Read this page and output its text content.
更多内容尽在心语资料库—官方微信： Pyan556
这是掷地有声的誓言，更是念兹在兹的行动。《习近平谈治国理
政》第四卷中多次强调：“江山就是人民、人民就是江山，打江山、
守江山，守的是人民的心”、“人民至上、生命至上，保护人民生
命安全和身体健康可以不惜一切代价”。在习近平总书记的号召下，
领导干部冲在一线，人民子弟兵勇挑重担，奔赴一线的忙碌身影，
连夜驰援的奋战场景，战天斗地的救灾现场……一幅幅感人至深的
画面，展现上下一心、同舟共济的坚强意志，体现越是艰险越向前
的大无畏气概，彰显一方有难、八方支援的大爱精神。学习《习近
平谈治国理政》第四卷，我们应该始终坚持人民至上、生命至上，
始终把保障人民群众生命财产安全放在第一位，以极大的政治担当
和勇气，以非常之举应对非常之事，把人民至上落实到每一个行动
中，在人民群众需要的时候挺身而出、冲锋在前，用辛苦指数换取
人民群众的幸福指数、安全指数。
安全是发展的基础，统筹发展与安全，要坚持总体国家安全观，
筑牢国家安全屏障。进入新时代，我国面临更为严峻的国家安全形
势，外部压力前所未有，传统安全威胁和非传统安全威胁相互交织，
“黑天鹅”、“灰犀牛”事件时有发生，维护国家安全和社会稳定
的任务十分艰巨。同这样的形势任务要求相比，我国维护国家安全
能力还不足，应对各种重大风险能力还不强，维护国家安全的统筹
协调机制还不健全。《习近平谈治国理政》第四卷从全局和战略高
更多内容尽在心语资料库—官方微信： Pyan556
.....
Nothing should be changed: write out all of the data as is.

Read this page and output its text content.
更多内容尽在心语资料库—官方微信： Pyan556
这是掷地有声的誓言，更是念兹在兹的行动。《习近平谈治国理
政》第四卷中多次强调：“江山就是人民、人民就是江山，打江山、
守江山，守的是人民的心”、“人民至上、生命至上，保护人民生
命安全和身体健康可以不惜一切代价”。在习近平总书记的号召下，
领导干部冲在一线，人民子弟兵勇挑重担，奔赴一线的忙碌身影，
连夜驰援的奋战场景，战天斗地的救灾现场……一幅幅感人至深的
画面，展现上下一心、同舟共济的坚强意志，体现越是艰险越向前
的大无畏气概，彰显一方有难、八方支援的大爱精神。学习《习近
平谈治国理政》第四卷，我们应该始终坚持人民至上、生命至上，
始终把保障人民群众生命财产安全放在第一位，以极大的政治担当
和勇气，以非常之举应对非常之事，把人民至上落实到每一个行动
中，在人民群众需要的时候挺身而出、冲锋在前，用辛苦指数换取
人民群众的幸福指数、安全指数。
安全是发展的基础，统筹发展与安全，要坚持总体国家安全观，
筑牢国家安全屏障。进入新时代，我国面临更为严峻的国家安全形
势，外部压力前所未有，传统安全威胁和非传统安全威胁相互交织，
“黑天鹅”、“灰犀牛”事件时有发生，维护国家安全和社会稳定
的任务十分艰巨。同这样的形势任务要求相比，我国维护国家安全
能力还不足，应对各种重大风险能力还不强，维护国家安全的统筹
协调机制还不健全。《习近平谈治国理政》第四卷从全局和战略高
更多内容尽在心语资料库—官方微信： Pyan556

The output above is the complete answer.